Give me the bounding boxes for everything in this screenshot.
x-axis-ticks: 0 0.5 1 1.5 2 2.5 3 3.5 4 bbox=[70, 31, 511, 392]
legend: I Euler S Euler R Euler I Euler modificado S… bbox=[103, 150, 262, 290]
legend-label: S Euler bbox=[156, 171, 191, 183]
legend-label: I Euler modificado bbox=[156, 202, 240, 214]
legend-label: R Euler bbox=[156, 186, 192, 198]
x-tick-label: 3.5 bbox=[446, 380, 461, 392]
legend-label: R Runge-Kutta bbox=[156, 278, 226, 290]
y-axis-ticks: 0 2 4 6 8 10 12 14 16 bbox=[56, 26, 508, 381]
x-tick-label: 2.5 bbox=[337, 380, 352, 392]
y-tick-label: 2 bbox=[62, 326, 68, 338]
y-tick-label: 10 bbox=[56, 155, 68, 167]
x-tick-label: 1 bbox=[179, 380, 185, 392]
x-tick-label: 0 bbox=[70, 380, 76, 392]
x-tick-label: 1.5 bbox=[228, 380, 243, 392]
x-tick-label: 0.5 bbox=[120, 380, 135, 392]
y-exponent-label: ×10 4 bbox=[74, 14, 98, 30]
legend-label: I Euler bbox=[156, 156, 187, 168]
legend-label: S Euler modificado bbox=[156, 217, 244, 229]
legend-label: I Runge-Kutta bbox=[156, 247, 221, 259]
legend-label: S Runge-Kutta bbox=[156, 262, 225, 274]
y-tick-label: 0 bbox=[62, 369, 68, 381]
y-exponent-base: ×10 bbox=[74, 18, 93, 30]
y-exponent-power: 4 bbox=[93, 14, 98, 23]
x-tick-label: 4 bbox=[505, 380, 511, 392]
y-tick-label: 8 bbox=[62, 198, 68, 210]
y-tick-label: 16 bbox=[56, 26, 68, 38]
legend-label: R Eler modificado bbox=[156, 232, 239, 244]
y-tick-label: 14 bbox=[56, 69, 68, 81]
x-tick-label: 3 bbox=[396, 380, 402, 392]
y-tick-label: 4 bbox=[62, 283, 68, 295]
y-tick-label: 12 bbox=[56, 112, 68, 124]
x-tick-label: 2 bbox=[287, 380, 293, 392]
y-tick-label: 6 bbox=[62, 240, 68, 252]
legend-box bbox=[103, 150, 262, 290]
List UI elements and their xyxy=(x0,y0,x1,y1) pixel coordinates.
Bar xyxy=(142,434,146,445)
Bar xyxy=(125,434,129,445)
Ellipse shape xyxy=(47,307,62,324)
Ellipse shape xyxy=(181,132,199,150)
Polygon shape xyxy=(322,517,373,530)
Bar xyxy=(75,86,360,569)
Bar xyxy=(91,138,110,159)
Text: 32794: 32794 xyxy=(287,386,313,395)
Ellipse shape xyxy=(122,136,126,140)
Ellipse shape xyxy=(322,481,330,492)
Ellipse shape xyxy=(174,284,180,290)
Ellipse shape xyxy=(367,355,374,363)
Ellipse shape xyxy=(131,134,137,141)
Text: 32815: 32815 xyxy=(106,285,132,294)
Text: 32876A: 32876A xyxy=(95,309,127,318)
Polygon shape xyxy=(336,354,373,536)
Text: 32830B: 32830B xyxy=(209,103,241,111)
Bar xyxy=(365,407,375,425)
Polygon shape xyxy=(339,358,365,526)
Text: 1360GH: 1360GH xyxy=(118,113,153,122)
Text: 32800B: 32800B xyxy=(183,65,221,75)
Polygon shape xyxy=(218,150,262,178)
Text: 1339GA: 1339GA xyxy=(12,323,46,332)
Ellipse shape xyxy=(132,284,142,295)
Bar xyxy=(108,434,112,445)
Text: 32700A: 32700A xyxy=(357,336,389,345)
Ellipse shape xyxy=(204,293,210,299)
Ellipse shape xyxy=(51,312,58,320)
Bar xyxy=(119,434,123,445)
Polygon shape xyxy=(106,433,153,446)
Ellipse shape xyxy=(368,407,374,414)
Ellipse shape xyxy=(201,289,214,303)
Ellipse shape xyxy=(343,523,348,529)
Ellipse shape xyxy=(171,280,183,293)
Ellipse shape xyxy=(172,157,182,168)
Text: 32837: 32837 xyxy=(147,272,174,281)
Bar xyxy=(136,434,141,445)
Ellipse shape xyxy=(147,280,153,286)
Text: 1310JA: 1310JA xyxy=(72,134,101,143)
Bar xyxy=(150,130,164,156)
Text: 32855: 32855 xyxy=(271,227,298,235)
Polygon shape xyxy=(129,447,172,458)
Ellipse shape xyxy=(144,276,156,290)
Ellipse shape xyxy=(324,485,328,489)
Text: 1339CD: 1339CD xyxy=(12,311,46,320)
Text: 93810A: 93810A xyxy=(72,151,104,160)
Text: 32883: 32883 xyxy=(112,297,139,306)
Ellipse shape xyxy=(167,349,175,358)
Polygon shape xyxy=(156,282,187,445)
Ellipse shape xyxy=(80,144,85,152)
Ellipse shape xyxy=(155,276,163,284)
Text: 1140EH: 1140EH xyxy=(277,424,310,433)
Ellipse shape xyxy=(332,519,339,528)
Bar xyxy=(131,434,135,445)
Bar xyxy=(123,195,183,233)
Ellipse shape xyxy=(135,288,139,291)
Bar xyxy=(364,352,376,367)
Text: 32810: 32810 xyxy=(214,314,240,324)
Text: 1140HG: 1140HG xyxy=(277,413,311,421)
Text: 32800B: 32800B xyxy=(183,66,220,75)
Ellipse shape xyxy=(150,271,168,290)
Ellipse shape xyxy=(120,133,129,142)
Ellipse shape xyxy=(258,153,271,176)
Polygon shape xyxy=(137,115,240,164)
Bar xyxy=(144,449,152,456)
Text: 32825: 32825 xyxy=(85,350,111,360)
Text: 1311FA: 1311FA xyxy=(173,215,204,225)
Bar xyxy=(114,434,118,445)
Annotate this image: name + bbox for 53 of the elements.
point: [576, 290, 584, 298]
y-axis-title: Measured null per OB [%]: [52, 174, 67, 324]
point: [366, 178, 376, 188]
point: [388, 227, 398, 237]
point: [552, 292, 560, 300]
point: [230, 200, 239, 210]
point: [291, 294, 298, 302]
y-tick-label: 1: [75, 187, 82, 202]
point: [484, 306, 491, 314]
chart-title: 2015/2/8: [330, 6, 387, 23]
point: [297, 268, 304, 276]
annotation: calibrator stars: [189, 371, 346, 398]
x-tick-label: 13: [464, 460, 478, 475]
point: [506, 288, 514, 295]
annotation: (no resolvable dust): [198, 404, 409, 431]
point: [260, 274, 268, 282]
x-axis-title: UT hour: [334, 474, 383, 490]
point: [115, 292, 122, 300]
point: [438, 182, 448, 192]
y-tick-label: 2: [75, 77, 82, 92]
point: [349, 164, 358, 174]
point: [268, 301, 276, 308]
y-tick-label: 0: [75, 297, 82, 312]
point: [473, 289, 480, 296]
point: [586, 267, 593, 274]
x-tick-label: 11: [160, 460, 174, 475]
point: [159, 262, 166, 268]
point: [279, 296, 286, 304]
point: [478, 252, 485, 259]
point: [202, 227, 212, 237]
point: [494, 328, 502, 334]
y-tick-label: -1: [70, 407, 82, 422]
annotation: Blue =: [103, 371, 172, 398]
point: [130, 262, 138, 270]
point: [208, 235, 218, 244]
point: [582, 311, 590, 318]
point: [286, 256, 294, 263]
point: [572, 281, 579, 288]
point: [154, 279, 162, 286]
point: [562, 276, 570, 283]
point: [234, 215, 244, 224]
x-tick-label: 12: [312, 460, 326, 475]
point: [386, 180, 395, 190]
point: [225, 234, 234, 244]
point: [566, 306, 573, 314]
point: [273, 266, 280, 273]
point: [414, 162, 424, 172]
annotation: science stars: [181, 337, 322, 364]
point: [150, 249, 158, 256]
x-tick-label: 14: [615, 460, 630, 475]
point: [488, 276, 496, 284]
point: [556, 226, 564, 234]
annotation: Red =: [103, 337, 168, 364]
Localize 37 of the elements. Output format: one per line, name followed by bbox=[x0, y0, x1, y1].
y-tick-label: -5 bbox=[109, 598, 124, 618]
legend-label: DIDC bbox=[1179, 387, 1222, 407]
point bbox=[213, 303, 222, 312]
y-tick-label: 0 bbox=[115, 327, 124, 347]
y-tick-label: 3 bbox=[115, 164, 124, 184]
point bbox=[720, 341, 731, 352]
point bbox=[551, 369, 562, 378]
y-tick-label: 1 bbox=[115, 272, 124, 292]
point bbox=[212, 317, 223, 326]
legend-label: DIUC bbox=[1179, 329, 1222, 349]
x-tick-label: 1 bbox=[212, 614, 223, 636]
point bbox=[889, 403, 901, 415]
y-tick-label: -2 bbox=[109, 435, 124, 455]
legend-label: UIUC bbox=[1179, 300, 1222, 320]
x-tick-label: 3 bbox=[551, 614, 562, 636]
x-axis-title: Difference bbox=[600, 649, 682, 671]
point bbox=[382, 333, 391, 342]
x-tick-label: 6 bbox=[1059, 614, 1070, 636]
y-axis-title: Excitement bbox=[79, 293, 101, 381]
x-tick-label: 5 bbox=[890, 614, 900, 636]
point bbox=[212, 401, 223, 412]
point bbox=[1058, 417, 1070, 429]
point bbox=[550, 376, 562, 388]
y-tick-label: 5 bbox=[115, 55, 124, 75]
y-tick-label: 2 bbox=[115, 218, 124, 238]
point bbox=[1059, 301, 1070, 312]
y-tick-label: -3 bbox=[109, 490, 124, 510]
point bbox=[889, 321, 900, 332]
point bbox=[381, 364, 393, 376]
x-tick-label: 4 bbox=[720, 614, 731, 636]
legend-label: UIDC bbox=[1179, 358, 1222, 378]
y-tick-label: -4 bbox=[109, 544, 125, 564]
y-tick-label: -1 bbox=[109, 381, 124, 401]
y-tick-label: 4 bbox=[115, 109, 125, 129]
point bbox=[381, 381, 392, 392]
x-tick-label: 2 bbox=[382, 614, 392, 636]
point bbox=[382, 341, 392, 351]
--
== Problem to work on ==
Please copy the entries word for word, from their first line through the line containing "legend-label: I Euler bbox=[156, 156, 187, 168]", including both of those lines.

== Exercise solution ==
Give me the bounding boxes for everything in this screenshot.
x-axis-ticks: 0 0.5 1 1.5 2 2.5 3 3.5 4 bbox=[70, 31, 511, 392]
legend: I Euler S Euler R Euler I Euler modificado S… bbox=[103, 150, 262, 290]
legend-label: S Euler bbox=[156, 171, 191, 183]
legend-label: I Euler modificado bbox=[156, 202, 240, 214]
legend-label: R Euler bbox=[156, 186, 192, 198]
x-tick-label: 3.5 bbox=[446, 380, 461, 392]
legend-label: R Runge-Kutta bbox=[156, 278, 226, 290]
y-axis-ticks: 0 2 4 6 8 10 12 14 16 bbox=[56, 26, 508, 381]
x-tick-label: 2.5 bbox=[337, 380, 352, 392]
y-tick-label: 2 bbox=[62, 326, 68, 338]
y-tick-label: 10 bbox=[56, 155, 68, 167]
x-tick-label: 1 bbox=[179, 380, 185, 392]
x-tick-label: 0 bbox=[70, 380, 76, 392]
x-tick-label: 1.5 bbox=[228, 380, 243, 392]
x-tick-label: 0.5 bbox=[120, 380, 135, 392]
y-exponent-label: ×10 4 bbox=[74, 14, 98, 30]
legend-label: I Euler bbox=[156, 156, 187, 168]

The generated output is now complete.